Brief —
Output every record word for word.

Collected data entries

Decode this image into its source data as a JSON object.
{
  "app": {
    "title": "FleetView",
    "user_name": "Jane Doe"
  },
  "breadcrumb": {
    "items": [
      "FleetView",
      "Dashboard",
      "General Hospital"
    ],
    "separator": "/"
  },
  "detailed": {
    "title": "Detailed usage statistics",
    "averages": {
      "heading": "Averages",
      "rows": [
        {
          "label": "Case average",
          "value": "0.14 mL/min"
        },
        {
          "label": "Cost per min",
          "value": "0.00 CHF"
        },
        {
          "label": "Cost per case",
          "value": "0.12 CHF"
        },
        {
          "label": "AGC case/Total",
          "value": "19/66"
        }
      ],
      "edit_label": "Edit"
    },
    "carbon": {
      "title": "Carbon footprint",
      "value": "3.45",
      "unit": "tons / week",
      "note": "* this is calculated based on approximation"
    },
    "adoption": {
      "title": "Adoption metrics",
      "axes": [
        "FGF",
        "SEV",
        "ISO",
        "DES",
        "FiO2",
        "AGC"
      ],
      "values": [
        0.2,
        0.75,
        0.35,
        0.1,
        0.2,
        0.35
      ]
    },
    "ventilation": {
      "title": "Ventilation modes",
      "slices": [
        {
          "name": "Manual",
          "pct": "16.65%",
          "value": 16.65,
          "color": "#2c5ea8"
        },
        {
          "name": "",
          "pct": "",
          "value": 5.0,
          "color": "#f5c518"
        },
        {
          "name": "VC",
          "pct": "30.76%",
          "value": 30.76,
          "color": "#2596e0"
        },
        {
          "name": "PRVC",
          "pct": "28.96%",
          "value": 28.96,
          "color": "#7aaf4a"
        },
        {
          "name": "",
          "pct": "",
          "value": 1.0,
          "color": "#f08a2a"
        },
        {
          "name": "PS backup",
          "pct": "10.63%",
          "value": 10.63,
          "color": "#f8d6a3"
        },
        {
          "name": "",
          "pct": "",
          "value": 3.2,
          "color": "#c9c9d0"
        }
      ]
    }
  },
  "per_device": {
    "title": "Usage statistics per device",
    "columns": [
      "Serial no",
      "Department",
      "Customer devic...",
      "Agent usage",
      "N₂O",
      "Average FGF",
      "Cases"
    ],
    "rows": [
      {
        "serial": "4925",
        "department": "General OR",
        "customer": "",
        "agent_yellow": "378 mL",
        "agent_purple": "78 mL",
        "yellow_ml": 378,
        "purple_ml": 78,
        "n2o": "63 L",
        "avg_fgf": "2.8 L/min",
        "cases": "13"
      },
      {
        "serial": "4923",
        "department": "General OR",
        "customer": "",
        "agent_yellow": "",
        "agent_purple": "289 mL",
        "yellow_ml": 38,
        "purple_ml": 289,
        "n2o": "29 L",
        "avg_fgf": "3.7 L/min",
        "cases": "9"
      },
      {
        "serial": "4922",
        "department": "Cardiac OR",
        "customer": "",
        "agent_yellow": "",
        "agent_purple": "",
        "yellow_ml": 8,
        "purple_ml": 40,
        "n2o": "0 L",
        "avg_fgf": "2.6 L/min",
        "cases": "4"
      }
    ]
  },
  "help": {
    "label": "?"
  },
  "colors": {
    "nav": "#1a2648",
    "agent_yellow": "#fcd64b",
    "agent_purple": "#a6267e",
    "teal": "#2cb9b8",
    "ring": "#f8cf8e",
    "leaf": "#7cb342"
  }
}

Solution —
Decode this image into its source data as a JSON object.
{
  "app": {
    "title": "FleetView",
    "user_name": "Jane Doe"
  },
  "breadcrumb": {
    "items": [
      "FleetView",
      "Dashboard",
      "General Hospital"
    ],
    "separator": "/"
  },
  "detailed": {
    "title": "Detailed usage statistics",
    "averages": {
      "heading": "Averages",
      "rows": [
        {
          "label": "Case average",
          "value": "0.14 mL/min"
        },
        {
          "label": "Cost per min",
          "value": "0.00 CHF"
        },
        {
          "label": "Cost per case",
          "value": "0.12 CHF"
        },
        {
          "label": "AGC case/Total",
          "value": "19/66"
        }
      ],
      "edit_label": "Edit"
    },
    "carbon": {
      "title": "Carbon footprint",
      "value": "3.45",
      "unit": "tons / week",
      "note": "* this is calculated based on approximation"
    },
    "adoption": {
      "title": "Adoption metrics",
      "axes": [
        "FGF",
        "SEV",
        "ISO",
        "DES",
        "FiO2",
        "AGC"
      ],
      "values": [
        0.2,
        0.75,
        0.35,
        0.1,
        0.2,
        0.35
      ]
    },
    "ventilation": {
      "title": "Ventilation modes",
      "slices": [
        {
          "name": "Manual",
          "pct": "16.65%",
          "value": 16.65,
          "color": "#2c5ea8"
        },
        {
          "name": "",
          "pct": "",
          "value": 5.0,
          "color": "#f5c518"
        },
        {
          "name": "VC",
          "pct": "30.76%",
          "value": 30.76,
          "color": "#2596e0"
        },
        {
          "name": "PRVC",
          "pct": "28.96%",
          "value": 28.96,
          "color": "#7aaf4a"
        },
        {
          "name": "",
          "pct": "",
          "value": 1.0,
          "color": "#f08a2a"
        },
        {
          "name": "PS backup",
          "pct": "10.63%",
          "value": 10.63,
          "color": "#f8d6a3"
        },
        {
          "name": "",
          "pct": "",
          "value": 3.2,
          "color": "#c9c9d0"
        }
      ]
    }
  },
  "per_device": {
    "title": "Usage statistics per device",
    "columns": [
      "Serial no",
      "Department",
      "Customer devic...",
      "Agent usage",
      "N₂O",
      "Average FGF",
      "Cases"
    ],
    "rows": [
      {
        "serial": "4925",
        "department": "General OR",
        "customer": "",
        "agent_yellow": "378 mL",
        "agent_purple": "78 mL",
        "yellow_ml": 378,
        "purple_ml": 78,
        "n2o": "63 L",
        "avg_fgf": "2.8 L/min",
        "cases": "13"
      },
      {
        "serial": "4923",
        "department": "General OR",
        "customer": "",
        "agent_yellow": "",
        "agent_purple": "289 mL",
        "yellow_ml": 38,
        "purple_ml": 289,
        "n2o": "29 L",
        "avg_fgf": "3.7 L/min",
        "cases": "9"
      },
      {
        "serial": "4922",
        "department": "Cardiac OR",
        "customer": "",
        "agent_yellow": "",
        "agent_purple": "",
        "yellow_ml": 8,
        "purple_ml": 40,
        "n2o": "0 L",
        "avg_fgf": "2.6 L/min",
        "cases": "4"
      }
    ]
  },
  "help": {
    "label": "?"
  },
  "colors": {
    "nav": "#1a2648",
    "agent_yellow": "#fcd64b",
    "agent_purple": "#a6267e",
    "teal": "#2cb9b8",
    "ring": "#f8cf8e",
    "leaf": "#7cb342"
  }
}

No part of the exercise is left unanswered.